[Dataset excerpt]
-*-*-

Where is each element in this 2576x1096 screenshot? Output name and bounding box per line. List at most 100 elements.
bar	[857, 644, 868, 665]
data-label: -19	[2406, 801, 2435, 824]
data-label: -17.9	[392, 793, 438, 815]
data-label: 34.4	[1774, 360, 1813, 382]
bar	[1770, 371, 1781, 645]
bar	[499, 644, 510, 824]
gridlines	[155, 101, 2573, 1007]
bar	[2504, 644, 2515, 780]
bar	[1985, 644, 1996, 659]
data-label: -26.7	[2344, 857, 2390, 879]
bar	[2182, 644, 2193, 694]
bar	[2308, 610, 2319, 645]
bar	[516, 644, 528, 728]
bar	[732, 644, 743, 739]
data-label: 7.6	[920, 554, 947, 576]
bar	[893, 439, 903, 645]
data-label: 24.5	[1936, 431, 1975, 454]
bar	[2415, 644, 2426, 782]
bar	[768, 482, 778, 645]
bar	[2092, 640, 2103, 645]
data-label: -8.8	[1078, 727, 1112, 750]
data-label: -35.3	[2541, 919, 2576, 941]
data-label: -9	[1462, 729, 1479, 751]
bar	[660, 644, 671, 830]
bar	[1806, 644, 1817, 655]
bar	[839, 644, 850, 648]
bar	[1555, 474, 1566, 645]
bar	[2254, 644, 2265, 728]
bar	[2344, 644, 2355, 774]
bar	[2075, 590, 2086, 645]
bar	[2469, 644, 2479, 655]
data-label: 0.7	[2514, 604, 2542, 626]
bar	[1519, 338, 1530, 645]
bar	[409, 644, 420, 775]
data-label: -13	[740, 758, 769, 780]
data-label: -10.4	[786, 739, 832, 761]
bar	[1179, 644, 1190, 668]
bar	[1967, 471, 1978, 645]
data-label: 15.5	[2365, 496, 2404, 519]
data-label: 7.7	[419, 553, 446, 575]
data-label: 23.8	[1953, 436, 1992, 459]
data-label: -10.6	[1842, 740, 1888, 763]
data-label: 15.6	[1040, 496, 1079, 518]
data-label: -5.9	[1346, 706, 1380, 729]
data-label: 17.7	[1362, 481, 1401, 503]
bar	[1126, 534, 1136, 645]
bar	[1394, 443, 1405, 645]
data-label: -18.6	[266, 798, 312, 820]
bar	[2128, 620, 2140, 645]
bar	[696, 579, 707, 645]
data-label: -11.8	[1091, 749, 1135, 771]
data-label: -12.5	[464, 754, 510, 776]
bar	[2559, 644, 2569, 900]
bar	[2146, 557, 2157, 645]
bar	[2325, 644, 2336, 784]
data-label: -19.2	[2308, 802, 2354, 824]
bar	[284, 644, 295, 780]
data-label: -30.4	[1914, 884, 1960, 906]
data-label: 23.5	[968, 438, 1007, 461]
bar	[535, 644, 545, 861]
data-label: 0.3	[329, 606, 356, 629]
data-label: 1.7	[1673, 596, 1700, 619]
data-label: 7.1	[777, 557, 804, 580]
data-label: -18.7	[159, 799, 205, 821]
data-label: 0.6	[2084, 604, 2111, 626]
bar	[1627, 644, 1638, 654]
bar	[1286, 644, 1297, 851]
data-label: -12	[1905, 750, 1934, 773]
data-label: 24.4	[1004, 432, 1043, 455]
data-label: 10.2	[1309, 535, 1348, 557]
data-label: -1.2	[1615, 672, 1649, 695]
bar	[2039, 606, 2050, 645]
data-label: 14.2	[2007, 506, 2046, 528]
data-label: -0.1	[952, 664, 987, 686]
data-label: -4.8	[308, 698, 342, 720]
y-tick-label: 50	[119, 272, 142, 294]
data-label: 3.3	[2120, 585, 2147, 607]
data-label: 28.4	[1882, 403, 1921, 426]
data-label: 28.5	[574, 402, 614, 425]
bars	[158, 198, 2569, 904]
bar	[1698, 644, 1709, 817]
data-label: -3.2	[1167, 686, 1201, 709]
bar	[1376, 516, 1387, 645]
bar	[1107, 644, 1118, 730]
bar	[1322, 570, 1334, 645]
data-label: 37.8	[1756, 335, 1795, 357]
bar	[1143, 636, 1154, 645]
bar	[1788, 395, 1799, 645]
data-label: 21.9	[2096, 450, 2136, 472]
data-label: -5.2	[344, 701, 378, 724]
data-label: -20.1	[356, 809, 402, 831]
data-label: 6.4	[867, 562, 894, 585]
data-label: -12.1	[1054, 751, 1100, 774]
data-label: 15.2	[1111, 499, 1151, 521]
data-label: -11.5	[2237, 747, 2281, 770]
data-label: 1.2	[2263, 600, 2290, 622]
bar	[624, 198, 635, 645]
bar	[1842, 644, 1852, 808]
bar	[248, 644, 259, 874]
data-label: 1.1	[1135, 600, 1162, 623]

-*-*-

**To be done:** Copy the entries exactly. Begin with the first line and stop after the line that contains "644, 2265, 728]".

**In response:**
Where is each element in this 2576x1096 screenshot? Output name and bounding box per line. List at most 100 elements.
bar	[857, 644, 868, 665]
data-label: -19	[2406, 801, 2435, 824]
data-label: -17.9	[392, 793, 438, 815]
data-label: 34.4	[1774, 360, 1813, 382]
bar	[1770, 371, 1781, 645]
bar	[499, 644, 510, 824]
gridlines	[155, 101, 2573, 1007]
bar	[2504, 644, 2515, 780]
bar	[1985, 644, 1996, 659]
data-label: -26.7	[2344, 857, 2390, 879]
bar	[2182, 644, 2193, 694]
bar	[2308, 610, 2319, 645]
bar	[516, 644, 528, 728]
bar	[732, 644, 743, 739]
data-label: 7.6	[920, 554, 947, 576]
bar	[893, 439, 903, 645]
data-label: 24.5	[1936, 431, 1975, 454]
bar	[2415, 644, 2426, 782]
bar	[768, 482, 778, 645]
bar	[2092, 640, 2103, 645]
data-label: -8.8	[1078, 727, 1112, 750]
data-label: -35.3	[2541, 919, 2576, 941]
data-label: -9	[1462, 729, 1479, 751]
bar	[660, 644, 671, 830]
bar	[1806, 644, 1817, 655]
bar	[839, 644, 850, 648]
bar	[1555, 474, 1566, 645]
bar	[2254, 644, 2265, 728]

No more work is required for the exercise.